* Begin SUPPLIED DATA *

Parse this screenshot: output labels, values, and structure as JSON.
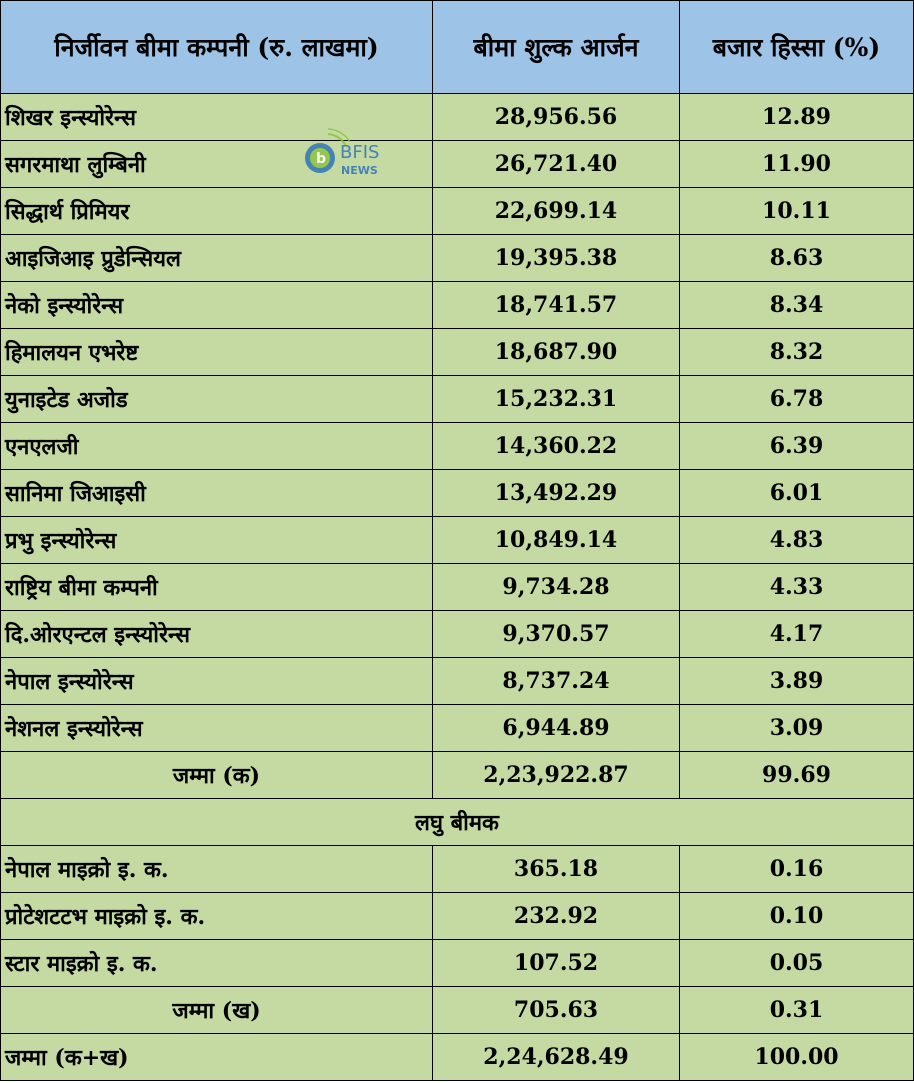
{
  "chart_data": {
    "type": "table",
    "columns": [
      "निर्जीवन बीमा कम्पनी (रु. लाखमा)",
      "बीमा शुल्क आर्जन",
      "बजार हिस्सा (%)"
    ],
    "rows": [
      {
        "name": "शिखर इन्स्योरेन्स",
        "premium": "28,956.56",
        "share": "12.89"
      },
      {
        "name": "सगरमाथा लुम्बिनी",
        "premium": "26,721.40",
        "share": "11.90"
      },
      {
        "name": "सिद्धार्थ प्रिमियर",
        "premium": "22,699.14",
        "share": "10.11"
      },
      {
        "name": "आइजिआइ प्रुडेन्सियल",
        "premium": "19,395.38",
        "share": "8.63"
      },
      {
        "name": "नेको इन्स्योरेन्स",
        "premium": "18,741.57",
        "share": "8.34"
      },
      {
        "name": "हिमालयन एभरेष्ट",
        "premium": "18,687.90",
        "share": "8.32"
      },
      {
        "name": "युनाइटेड अजोड",
        "premium": "15,232.31",
        "share": "6.78"
      },
      {
        "name": "एनएलजी",
        "premium": "14,360.22",
        "share": "6.39"
      },
      {
        "name": "सानिमा जिआइसी",
        "premium": "13,492.29",
        "share": "6.01"
      },
      {
        "name": "प्रभु इन्स्योरेन्स",
        "premium": "10,849.14",
        "share": "4.83"
      },
      {
        "name": "राष्ट्रिय बीमा कम्पनी",
        "premium": "9,734.28",
        "share": "4.33"
      },
      {
        "name": "दि.ओरएन्टल इन्स्योरेन्स",
        "premium": "9,370.57",
        "share": "4.17"
      },
      {
        "name": "नेपाल  इन्स्योरेन्स",
        "premium": "8,737.24",
        "share": "3.89"
      },
      {
        "name": "नेशनल इन्स्योरेन्स",
        "premium": "6,944.89",
        "share": "3.09"
      }
    ],
    "subtotal_a": {
      "label": "जम्मा (क)",
      "premium": "2,23,922.87",
      "share": "99.69"
    },
    "section_micro": "लघु बीमक",
    "micro_rows": [
      {
        "name": "नेपाल  माइक्रो इ. क.",
        "premium": "365.18",
        "share": "0.16"
      },
      {
        "name": "प्रोटेशटटभ माइक्रो इ. क.",
        "premium": "232.92",
        "share": "0.10"
      },
      {
        "name": "स्टार  माइक्रो इ. क.",
        "premium": "107.52",
        "share": "0.05"
      }
    ],
    "subtotal_b": {
      "label": "जम्मा (ख)",
      "premium": "705.63",
      "share": "0.31"
    },
    "grand_total": {
      "label": "जम्मा (क+ख)",
      "premium": "2,24,628.49",
      "share": "100.00"
    }
  },
  "watermark": {
    "brand": "BFIS",
    "sub": "NEWS",
    "colors": {
      "blue": "#2e75b6",
      "green": "#8cc63f"
    }
  }
}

* End SUPPLIED DATA *

*WHAT TO WORK ON*
The entries above should be reproduced exactly, without their pictures.

*FINAL RESULT*
Parse this screenshot: output labels, values, and structure as JSON.
{
  "chart_data": {
    "type": "table",
    "columns": [
      "निर्जीवन बीमा कम्पनी (रु. लाखमा)",
      "बीमा शुल्क आर्जन",
      "बजार हिस्सा (%)"
    ],
    "rows": [
      {
        "name": "शिखर इन्स्योरेन्स",
        "premium": "28,956.56",
        "share": "12.89"
      },
      {
        "name": "सगरमाथा लुम्बिनी",
        "premium": "26,721.40",
        "share": "11.90"
      },
      {
        "name": "सिद्धार्थ प्रिमियर",
        "premium": "22,699.14",
        "share": "10.11"
      },
      {
        "name": "आइजिआइ प्रुडेन्सियल",
        "premium": "19,395.38",
        "share": "8.63"
      },
      {
        "name": "नेको इन्स्योरेन्स",
        "premium": "18,741.57",
        "share": "8.34"
      },
      {
        "name": "हिमालयन एभरेष्ट",
        "premium": "18,687.90",
        "share": "8.32"
      },
      {
        "name": "युनाइटेड अजोड",
        "premium": "15,232.31",
        "share": "6.78"
      },
      {
        "name": "एनएलजी",
        "premium": "14,360.22",
        "share": "6.39"
      },
      {
        "name": "सानिमा जिआइसी",
        "premium": "13,492.29",
        "share": "6.01"
      },
      {
        "name": "प्रभु इन्स्योरेन्स",
        "premium": "10,849.14",
        "share": "4.83"
      },
      {
        "name": "राष्ट्रिय बीमा कम्पनी",
        "premium": "9,734.28",
        "share": "4.33"
      },
      {
        "name": "दि.ओरएन्टल इन्स्योरेन्स",
        "premium": "9,370.57",
        "share": "4.17"
      },
      {
        "name": "नेपाल  इन्स्योरेन्स",
        "premium": "8,737.24",
        "share": "3.89"
      },
      {
        "name": "नेशनल इन्स्योरेन्स",
        "premium": "6,944.89",
        "share": "3.09"
      }
    ],
    "subtotal_a": {
      "label": "जम्मा (क)",
      "premium": "2,23,922.87",
      "share": "99.69"
    },
    "section_micro": "लघु बीमक",
    "micro_rows": [
      {
        "name": "नेपाल  माइक्रो इ. क.",
        "premium": "365.18",
        "share": "0.16"
      },
      {
        "name": "प्रोटेशटटभ माइक्रो इ. क.",
        "premium": "232.92",
        "share": "0.10"
      },
      {
        "name": "स्टार  माइक्रो इ. क.",
        "premium": "107.52",
        "share": "0.05"
      }
    ],
    "subtotal_b": {
      "label": "जम्मा (ख)",
      "premium": "705.63",
      "share": "0.31"
    },
    "grand_total": {
      "label": "जम्मा (क+ख)",
      "premium": "2,24,628.49",
      "share": "100.00"
    }
  },
  "watermark": {
    "brand": "BFIS",
    "sub": "NEWS",
    "colors": {
      "blue": "#2e75b6",
      "green": "#8cc63f"
    }
  }
}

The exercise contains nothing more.